Set problem: Beneath this sentence is a set of records; write each of them out exactly.

Start Data supplied

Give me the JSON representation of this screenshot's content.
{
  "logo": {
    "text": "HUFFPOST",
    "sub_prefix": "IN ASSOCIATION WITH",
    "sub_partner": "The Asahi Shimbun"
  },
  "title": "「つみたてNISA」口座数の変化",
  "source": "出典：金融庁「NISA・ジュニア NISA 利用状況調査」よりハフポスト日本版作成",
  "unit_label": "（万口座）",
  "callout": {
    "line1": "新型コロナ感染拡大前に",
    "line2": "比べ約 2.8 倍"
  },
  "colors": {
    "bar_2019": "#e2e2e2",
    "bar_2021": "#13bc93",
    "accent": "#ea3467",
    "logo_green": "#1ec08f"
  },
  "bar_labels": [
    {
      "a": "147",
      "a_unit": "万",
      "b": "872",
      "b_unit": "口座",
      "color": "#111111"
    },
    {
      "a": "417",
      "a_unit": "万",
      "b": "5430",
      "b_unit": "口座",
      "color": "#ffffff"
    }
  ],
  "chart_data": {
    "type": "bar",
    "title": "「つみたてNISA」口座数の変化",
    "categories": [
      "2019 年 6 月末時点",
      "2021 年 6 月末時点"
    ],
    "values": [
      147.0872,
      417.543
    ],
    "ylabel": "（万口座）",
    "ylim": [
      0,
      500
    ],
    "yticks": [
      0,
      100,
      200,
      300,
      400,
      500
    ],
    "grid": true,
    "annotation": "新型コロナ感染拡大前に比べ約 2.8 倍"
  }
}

End Data supplied

Solution to this task:
Give me the JSON representation of this screenshot's content.
{
  "logo": {
    "text": "HUFFPOST",
    "sub_prefix": "IN ASSOCIATION WITH",
    "sub_partner": "The Asahi Shimbun"
  },
  "title": "「つみたてNISA」口座数の変化",
  "source": "出典：金融庁「NISA・ジュニア NISA 利用状況調査」よりハフポスト日本版作成",
  "unit_label": "（万口座）",
  "callout": {
    "line1": "新型コロナ感染拡大前に",
    "line2": "比べ約 2.8 倍"
  },
  "colors": {
    "bar_2019": "#e2e2e2",
    "bar_2021": "#13bc93",
    "accent": "#ea3467",
    "logo_green": "#1ec08f"
  },
  "bar_labels": [
    {
      "a": "147",
      "a_unit": "万",
      "b": "872",
      "b_unit": "口座",
      "color": "#111111"
    },
    {
      "a": "417",
      "a_unit": "万",
      "b": "5430",
      "b_unit": "口座",
      "color": "#ffffff"
    }
  ],
  "chart_data": {
    "type": "bar",
    "title": "「つみたてNISA」口座数の変化",
    "categories": [
      "2019 年 6 月末時点",
      "2021 年 6 月末時点"
    ],
    "values": [
      147.0872,
      417.543
    ],
    "ylabel": "（万口座）",
    "ylim": [
      0,
      500
    ],
    "yticks": [
      0,
      100,
      200,
      300,
      400,
      500
    ],
    "grid": true,
    "annotation": "新型コロナ感染拡大前に比べ約 2.8 倍"
  }
}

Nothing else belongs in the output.